Write out every line below again exactly as it stands, skipping each image.
━━━━
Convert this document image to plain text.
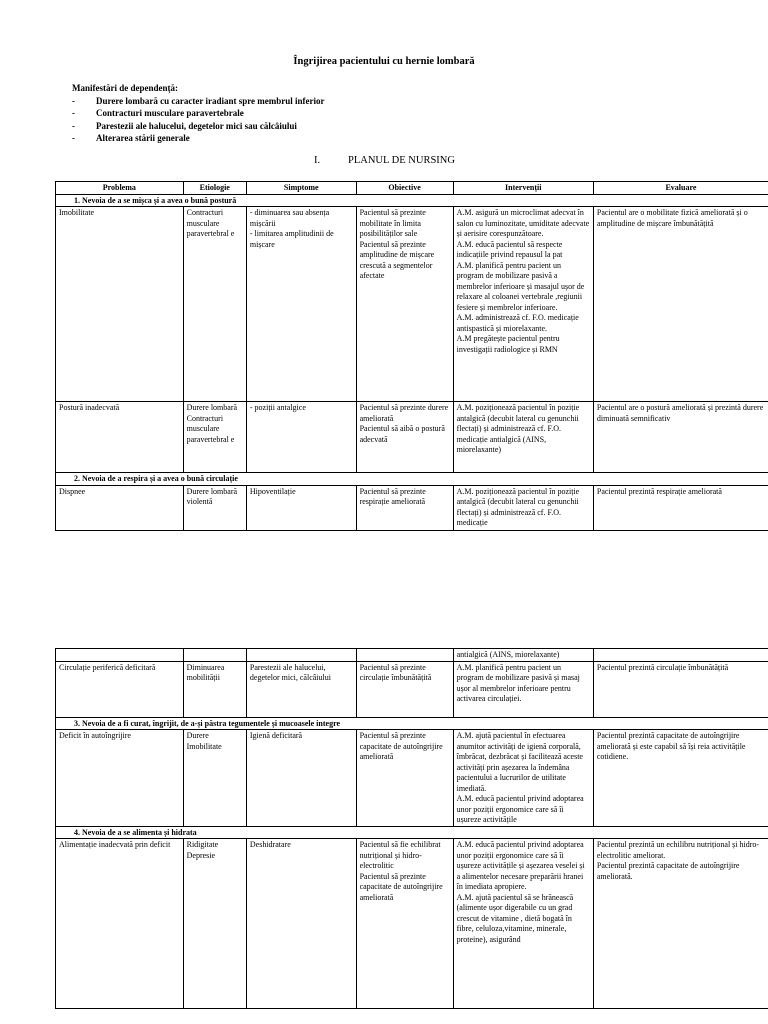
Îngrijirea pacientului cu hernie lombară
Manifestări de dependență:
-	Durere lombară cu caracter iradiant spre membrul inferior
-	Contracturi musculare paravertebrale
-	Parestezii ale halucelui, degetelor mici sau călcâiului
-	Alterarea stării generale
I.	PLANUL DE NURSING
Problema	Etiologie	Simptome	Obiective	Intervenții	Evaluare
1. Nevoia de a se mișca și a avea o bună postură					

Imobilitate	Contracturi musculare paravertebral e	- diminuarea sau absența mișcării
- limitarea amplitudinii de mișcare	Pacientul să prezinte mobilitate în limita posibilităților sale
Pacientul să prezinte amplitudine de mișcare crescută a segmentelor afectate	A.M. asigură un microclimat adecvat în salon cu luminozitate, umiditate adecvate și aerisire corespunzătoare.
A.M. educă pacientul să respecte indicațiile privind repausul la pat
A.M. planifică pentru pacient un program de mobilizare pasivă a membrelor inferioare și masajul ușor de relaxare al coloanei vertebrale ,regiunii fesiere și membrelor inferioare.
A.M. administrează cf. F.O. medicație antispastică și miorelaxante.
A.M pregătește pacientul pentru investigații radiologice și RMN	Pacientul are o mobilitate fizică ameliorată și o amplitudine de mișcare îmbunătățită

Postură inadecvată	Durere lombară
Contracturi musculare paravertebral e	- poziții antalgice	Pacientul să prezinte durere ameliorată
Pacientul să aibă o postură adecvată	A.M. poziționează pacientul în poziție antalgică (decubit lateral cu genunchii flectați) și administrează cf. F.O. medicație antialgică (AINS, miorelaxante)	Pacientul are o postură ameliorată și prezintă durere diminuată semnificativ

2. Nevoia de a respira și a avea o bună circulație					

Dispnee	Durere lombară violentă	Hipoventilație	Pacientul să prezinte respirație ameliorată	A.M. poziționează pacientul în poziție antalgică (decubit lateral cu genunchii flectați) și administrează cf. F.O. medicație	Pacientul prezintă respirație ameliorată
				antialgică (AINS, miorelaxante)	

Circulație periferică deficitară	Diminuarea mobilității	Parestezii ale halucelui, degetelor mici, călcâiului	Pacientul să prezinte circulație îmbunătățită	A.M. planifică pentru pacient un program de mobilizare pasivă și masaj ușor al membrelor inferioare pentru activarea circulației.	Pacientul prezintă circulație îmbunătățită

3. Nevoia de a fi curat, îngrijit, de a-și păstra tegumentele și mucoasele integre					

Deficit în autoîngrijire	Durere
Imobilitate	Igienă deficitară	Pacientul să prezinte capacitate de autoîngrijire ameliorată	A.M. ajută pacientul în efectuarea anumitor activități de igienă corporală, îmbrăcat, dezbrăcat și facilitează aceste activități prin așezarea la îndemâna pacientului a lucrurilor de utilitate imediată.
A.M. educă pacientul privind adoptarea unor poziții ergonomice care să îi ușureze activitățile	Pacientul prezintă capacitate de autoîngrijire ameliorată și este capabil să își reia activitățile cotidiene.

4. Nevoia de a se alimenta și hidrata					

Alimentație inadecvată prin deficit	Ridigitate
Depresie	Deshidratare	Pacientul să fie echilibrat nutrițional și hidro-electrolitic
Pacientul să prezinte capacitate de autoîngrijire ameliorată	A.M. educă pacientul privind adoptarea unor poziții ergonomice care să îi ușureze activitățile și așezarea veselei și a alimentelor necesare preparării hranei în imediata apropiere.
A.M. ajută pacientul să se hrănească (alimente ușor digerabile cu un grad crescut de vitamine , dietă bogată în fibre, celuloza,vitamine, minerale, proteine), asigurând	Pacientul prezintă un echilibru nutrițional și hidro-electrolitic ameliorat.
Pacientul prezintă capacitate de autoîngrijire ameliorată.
━━━━
**REPLY TO THE EXERCISE:**
Convert this document image to plain text.
Îngrijirea pacientului cu hernie lombară
Manifestări de dependență:
-	Durere lombară cu caracter iradiant spre membrul inferior
-	Contracturi musculare paravertebrale
-	Parestezii ale halucelui, degetelor mici sau călcâiului
-	Alterarea stării generale
I.	PLANUL DE NURSING
Problema	Etiologie	Simptome	Obiective	Intervenții	Evaluare
1. Nevoia de a se mișca și a avea o bună postură					

Imobilitate	Contracturi musculare paravertebral e	- diminuarea sau absența mișcării
- limitarea amplitudinii de mișcare	Pacientul să prezinte mobilitate în limita posibilităților sale
Pacientul să prezinte amplitudine de mișcare crescută a segmentelor afectate	A.M. asigură un microclimat adecvat în salon cu luminozitate, umiditate adecvate și aerisire corespunzătoare.
A.M. educă pacientul să respecte indicațiile privind repausul la pat
A.M. planifică pentru pacient un program de mobilizare pasivă a membrelor inferioare și masajul ușor de relaxare al coloanei vertebrale ,regiunii fesiere și membrelor inferioare.
A.M. administrează cf. F.O. medicație antispastică și miorelaxante.
A.M pregătește pacientul pentru investigații radiologice și RMN	Pacientul are o mobilitate fizică ameliorată și o amplitudine de mișcare îmbunătățită

Postură inadecvată	Durere lombară
Contracturi musculare paravertebral e	- poziții antalgice	Pacientul să prezinte durere ameliorată
Pacientul să aibă o postură adecvată	A.M. poziționează pacientul în poziție antalgică (decubit lateral cu genunchii flectați) și administrează cf. F.O. medicație antialgică (AINS, miorelaxante)	Pacientul are o postură ameliorată și prezintă durere diminuată semnificativ

2. Nevoia de a respira și a avea o bună circulație					

Dispnee	Durere lombară violentă	Hipoventilație	Pacientul să prezinte respirație ameliorată	A.M. poziționează pacientul în poziție antalgică (decubit lateral cu genunchii flectați) și administrează cf. F.O. medicație	Pacientul prezintă respirație ameliorată
				antialgică (AINS, miorelaxante)	

Circulație periferică deficitară	Diminuarea mobilității	Parestezii ale halucelui, degetelor mici, călcâiului	Pacientul să prezinte circulație îmbunătățită	A.M. planifică pentru pacient un program de mobilizare pasivă și masaj ușor al membrelor inferioare pentru activarea circulației.	Pacientul prezintă circulație îmbunătățită

3. Nevoia de a fi curat, îngrijit, de a-și păstra tegumentele și mucoasele integre					

Deficit în autoîngrijire	Durere
Imobilitate	Igienă deficitară	Pacientul să prezinte capacitate de autoîngrijire ameliorată	A.M. ajută pacientul în efectuarea anumitor activități de igienă corporală, îmbrăcat, dezbrăcat și facilitează aceste activități prin așezarea la îndemâna pacientului a lucrurilor de utilitate imediată.
A.M. educă pacientul privind adoptarea unor poziții ergonomice care să îi ușureze activitățile	Pacientul prezintă capacitate de autoîngrijire ameliorată și este capabil să își reia activitățile cotidiene.

4. Nevoia de a se alimenta și hidrata					

Alimentație inadecvată prin deficit	Ridigitate
Depresie	Deshidratare	Pacientul să fie echilibrat nutrițional și hidro-electrolitic
Pacientul să prezinte capacitate de autoîngrijire ameliorată	A.M. educă pacientul privind adoptarea unor poziții ergonomice care să îi ușureze activitățile și așezarea veselei și a alimentelor necesare preparării hranei în imediata apropiere.
A.M. ajută pacientul să se hrănească (alimente ușor digerabile cu un grad crescut de vitamine , dietă bogată în fibre, celuloza,vitamine, minerale, proteine), asigurând	Pacientul prezintă un echilibru nutrițional și hidro-electrolitic ameliorat.
Pacientul prezintă capacitate de autoîngrijire ameliorată.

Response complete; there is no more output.